- PROBLEM DETAILS -
Gather every line below where "Himmel" appears.

- MATERIAL PROVIDED -
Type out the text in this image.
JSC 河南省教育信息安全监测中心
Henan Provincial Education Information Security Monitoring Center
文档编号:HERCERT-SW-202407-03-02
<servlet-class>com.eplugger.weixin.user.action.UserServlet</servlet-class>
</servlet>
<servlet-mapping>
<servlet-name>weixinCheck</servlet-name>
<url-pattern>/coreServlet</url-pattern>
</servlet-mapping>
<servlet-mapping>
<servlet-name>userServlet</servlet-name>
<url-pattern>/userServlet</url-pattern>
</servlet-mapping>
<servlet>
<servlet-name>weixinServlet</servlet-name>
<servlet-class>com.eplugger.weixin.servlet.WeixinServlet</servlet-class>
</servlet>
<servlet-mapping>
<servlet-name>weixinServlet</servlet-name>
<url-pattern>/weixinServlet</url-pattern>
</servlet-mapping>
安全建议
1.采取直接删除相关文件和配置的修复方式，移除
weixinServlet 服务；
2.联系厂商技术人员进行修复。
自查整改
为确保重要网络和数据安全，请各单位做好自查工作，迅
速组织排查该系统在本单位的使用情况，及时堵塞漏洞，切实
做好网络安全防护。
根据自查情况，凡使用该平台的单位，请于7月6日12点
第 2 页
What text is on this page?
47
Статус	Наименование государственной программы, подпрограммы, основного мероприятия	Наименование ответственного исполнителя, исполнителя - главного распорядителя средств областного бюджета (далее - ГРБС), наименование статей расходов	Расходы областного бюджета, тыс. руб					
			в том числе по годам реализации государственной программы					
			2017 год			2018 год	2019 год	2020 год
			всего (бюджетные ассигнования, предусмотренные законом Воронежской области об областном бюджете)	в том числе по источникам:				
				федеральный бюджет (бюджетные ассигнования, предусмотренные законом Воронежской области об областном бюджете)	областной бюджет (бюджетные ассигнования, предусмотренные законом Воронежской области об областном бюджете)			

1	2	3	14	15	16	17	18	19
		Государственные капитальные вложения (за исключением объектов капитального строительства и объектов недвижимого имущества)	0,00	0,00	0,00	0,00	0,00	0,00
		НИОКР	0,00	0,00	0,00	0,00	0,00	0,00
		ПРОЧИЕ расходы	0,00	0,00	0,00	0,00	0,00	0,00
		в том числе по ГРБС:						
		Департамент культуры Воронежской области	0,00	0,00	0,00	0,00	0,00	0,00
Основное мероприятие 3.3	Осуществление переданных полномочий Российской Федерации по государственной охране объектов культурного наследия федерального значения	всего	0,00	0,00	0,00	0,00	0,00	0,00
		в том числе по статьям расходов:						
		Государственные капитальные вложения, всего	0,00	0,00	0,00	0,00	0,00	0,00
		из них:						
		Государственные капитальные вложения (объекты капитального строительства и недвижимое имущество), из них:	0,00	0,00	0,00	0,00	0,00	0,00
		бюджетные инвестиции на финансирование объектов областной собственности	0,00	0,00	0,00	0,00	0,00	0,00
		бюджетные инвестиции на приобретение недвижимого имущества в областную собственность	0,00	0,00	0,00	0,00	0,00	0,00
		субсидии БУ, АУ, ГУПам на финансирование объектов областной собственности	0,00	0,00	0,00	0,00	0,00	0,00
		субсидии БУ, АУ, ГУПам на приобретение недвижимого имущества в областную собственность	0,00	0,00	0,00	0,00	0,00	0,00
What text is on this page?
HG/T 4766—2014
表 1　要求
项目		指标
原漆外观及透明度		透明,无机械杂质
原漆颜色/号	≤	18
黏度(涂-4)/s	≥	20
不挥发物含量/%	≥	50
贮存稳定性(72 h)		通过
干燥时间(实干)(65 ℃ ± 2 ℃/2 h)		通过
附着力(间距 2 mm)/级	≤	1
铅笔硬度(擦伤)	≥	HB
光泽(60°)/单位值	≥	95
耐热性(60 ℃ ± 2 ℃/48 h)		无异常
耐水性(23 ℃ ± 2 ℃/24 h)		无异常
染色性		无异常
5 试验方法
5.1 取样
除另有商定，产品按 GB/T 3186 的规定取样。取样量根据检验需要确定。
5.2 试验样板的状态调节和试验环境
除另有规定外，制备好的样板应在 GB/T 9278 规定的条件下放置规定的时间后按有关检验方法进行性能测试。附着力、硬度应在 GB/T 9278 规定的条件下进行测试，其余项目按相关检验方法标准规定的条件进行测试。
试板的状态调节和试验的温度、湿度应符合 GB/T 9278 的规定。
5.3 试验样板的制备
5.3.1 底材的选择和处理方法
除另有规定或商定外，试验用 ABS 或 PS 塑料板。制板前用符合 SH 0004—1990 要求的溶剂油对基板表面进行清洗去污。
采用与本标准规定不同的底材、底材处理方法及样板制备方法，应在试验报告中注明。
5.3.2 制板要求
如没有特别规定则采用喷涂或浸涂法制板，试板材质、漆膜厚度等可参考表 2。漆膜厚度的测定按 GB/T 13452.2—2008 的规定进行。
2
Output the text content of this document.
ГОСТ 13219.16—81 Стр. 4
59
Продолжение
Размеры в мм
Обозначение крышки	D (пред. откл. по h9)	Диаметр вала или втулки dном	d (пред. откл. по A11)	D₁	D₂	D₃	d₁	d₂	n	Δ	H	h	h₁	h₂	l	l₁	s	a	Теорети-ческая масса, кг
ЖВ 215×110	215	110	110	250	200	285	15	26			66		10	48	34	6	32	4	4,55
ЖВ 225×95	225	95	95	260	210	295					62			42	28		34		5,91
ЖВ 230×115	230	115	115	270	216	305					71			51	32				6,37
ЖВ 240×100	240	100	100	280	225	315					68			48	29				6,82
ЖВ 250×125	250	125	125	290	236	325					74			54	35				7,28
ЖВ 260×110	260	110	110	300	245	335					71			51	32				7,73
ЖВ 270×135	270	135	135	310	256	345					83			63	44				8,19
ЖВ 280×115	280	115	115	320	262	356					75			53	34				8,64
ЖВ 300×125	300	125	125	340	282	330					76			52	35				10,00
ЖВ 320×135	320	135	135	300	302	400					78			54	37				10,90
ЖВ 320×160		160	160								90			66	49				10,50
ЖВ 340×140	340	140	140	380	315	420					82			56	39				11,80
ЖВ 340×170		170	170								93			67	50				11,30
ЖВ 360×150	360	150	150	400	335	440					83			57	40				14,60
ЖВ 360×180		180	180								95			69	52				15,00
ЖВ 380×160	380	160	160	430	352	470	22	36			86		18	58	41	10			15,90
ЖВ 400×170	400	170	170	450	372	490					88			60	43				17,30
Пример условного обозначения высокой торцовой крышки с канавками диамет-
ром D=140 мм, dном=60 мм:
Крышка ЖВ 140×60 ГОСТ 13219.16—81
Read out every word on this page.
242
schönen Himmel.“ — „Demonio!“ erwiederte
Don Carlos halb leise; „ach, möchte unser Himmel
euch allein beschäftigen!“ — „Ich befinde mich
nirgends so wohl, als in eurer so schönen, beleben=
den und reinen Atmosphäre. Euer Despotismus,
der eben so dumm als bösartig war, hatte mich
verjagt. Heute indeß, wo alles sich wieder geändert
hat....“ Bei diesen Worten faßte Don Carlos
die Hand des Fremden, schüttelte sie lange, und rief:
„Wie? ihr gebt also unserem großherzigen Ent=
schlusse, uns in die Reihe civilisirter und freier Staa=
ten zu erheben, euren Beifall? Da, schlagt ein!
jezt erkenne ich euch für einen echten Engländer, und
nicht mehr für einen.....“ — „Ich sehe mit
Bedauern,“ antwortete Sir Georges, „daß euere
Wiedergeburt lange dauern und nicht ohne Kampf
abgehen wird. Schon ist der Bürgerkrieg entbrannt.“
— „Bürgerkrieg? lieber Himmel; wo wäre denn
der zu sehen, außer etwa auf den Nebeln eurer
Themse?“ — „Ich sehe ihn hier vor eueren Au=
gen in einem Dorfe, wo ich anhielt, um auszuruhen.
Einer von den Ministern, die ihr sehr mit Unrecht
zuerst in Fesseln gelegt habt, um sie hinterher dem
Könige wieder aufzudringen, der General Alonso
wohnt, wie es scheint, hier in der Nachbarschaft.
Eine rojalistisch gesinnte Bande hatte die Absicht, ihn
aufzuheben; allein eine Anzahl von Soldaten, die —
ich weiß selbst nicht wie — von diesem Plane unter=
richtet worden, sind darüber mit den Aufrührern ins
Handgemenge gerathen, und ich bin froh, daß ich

- ANSWER TO THIS EXERCISE -
schönen Himmel.“ — „Demonio!“ erwiederte
Don Carlos halb leise; „ach, möchte unser Himmel
— „Bürgerkrieg? lieber Himmel; wo wäre denn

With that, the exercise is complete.